Your objective: Count every line below in which "Agent" occurs, then give only the count.

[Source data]
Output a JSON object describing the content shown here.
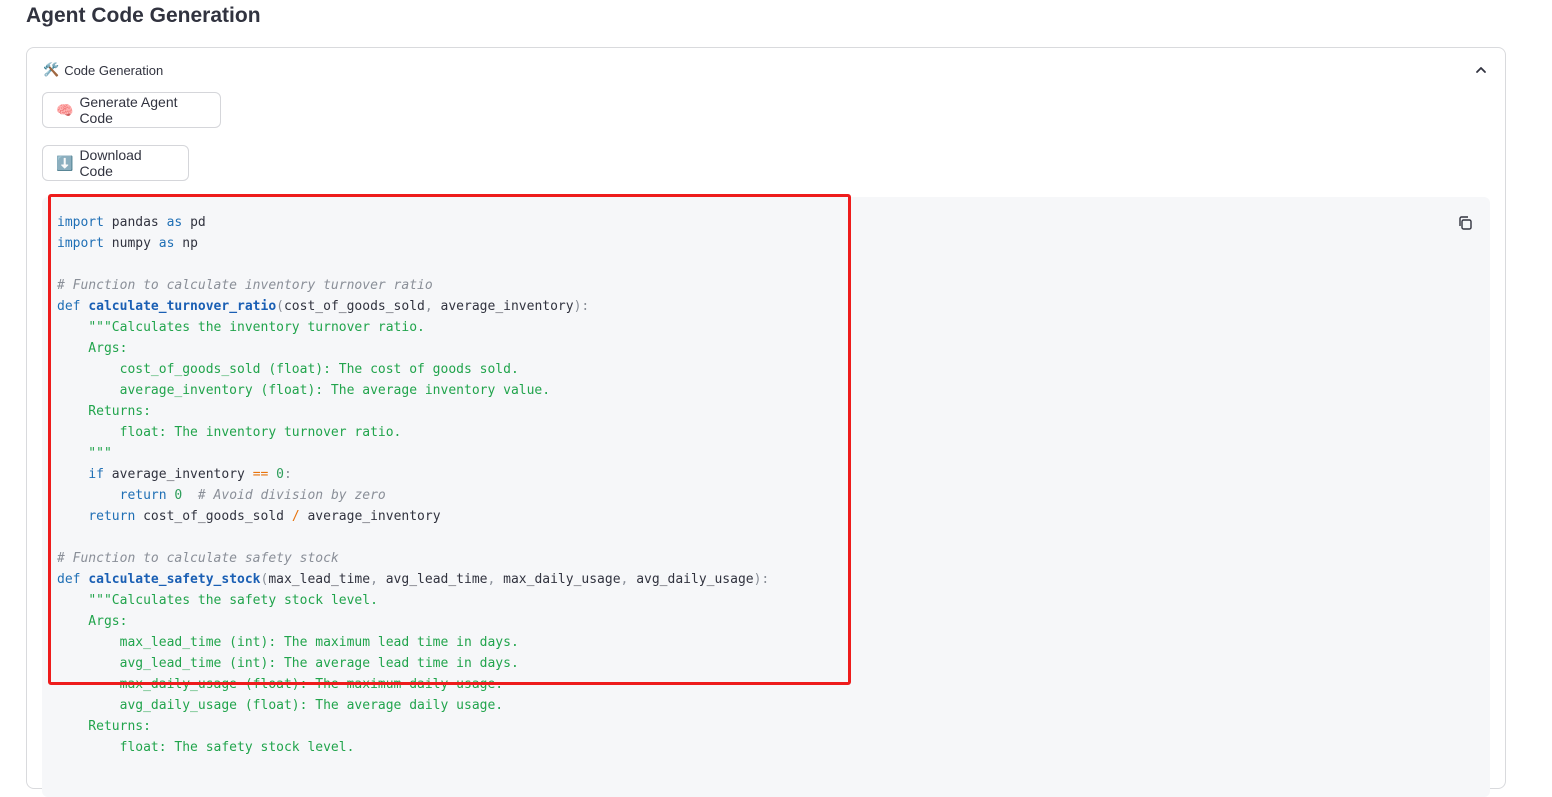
{
  "page": {
    "title": "Agent Code Generation"
  },
  "expander": {
    "icon": "🛠️",
    "label": "Code Generation",
    "state": "expanded"
  },
  "buttons": {
    "generate": {
      "icon": "🧠",
      "label": "Generate Agent Code"
    },
    "download": {
      "icon": "⬇️",
      "label": "Download Code"
    }
  },
  "code": {
    "language": "python",
    "lines": [
      [
        [
          "kw",
          "import"
        ],
        [
          "",
          " pandas "
        ],
        [
          "kw",
          "as"
        ],
        [
          "",
          " pd"
        ]
      ],
      [
        [
          "kw",
          "import"
        ],
        [
          "",
          " numpy "
        ],
        [
          "kw",
          "as"
        ],
        [
          "",
          " np"
        ]
      ],
      [],
      [
        [
          "cm",
          "# Function to calculate inventory turnover ratio"
        ]
      ],
      [
        [
          "kw",
          "def"
        ],
        [
          "",
          " "
        ],
        [
          "fn",
          "calculate_turnover_ratio"
        ],
        [
          "pn",
          "("
        ],
        [
          "",
          "cost_of_goods_sold"
        ],
        [
          "pn",
          ", "
        ],
        [
          "",
          "average_inventory"
        ],
        [
          "pn",
          "):"
        ]
      ],
      [
        [
          "",
          "    "
        ],
        [
          "st",
          "\"\"\"Calculates the inventory turnover ratio."
        ]
      ],
      [
        [
          "st",
          "    Args:"
        ]
      ],
      [
        [
          "st",
          "        cost_of_goods_sold (float): The cost of goods sold."
        ]
      ],
      [
        [
          "st",
          "        average_inventory (float): The average inventory value."
        ]
      ],
      [
        [
          "st",
          "    Returns:"
        ]
      ],
      [
        [
          "st",
          "        float: The inventory turnover ratio."
        ]
      ],
      [
        [
          "st",
          "    \"\"\""
        ]
      ],
      [
        [
          "",
          "    "
        ],
        [
          "kw",
          "if"
        ],
        [
          "",
          " average_inventory "
        ],
        [
          "op",
          "=="
        ],
        [
          "",
          " "
        ],
        [
          "nb",
          "0"
        ],
        [
          "pn",
          ":"
        ]
      ],
      [
        [
          "",
          "        "
        ],
        [
          "kw",
          "return"
        ],
        [
          "",
          " "
        ],
        [
          "nb",
          "0"
        ],
        [
          "",
          "  "
        ],
        [
          "cm",
          "# Avoid division by zero"
        ]
      ],
      [
        [
          "",
          "    "
        ],
        [
          "kw",
          "return"
        ],
        [
          "",
          " cost_of_goods_sold "
        ],
        [
          "op",
          "/"
        ],
        [
          "",
          " average_inventory"
        ]
      ],
      [],
      [
        [
          "cm",
          "# Function to calculate safety stock"
        ]
      ],
      [
        [
          "kw",
          "def"
        ],
        [
          "",
          " "
        ],
        [
          "fn",
          "calculate_safety_stock"
        ],
        [
          "pn",
          "("
        ],
        [
          "",
          "max_lead_time"
        ],
        [
          "pn",
          ", "
        ],
        [
          "",
          "avg_lead_time"
        ],
        [
          "pn",
          ", "
        ],
        [
          "",
          "max_daily_usage"
        ],
        [
          "pn",
          ", "
        ],
        [
          "",
          "avg_daily_usage"
        ],
        [
          "pn",
          "):"
        ]
      ],
      [
        [
          "",
          "    "
        ],
        [
          "st",
          "\"\"\"Calculates the safety stock level."
        ]
      ],
      [
        [
          "st",
          "    Args:"
        ]
      ],
      [
        [
          "st",
          "        max_lead_time (int): The maximum lead time in days."
        ]
      ],
      [
        [
          "st",
          "        avg_lead_time (int): The average lead time in days."
        ]
      ],
      [
        [
          "st",
          "        max_daily_usage (float): The maximum daily usage."
        ]
      ],
      [
        [
          "st",
          "        avg_daily_usage (float): The average daily usage."
        ]
      ],
      [
        [
          "st",
          "    Returns:"
        ]
      ],
      [
        [
          "st",
          "        float: The safety stock level."
        ]
      ]
    ]
  },
  "icons": {
    "expander": "tools-icon",
    "collapse": "chevron-up-icon",
    "copy": "copy-icon"
  },
  "colors": {
    "keyword": "#1f6fb5",
    "function": "#1a5fb4",
    "comment": "#8a8f98",
    "string": "#21a44c",
    "operator": "#e8730c",
    "highlight": "#ee1c1c"
  }
}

Response: 2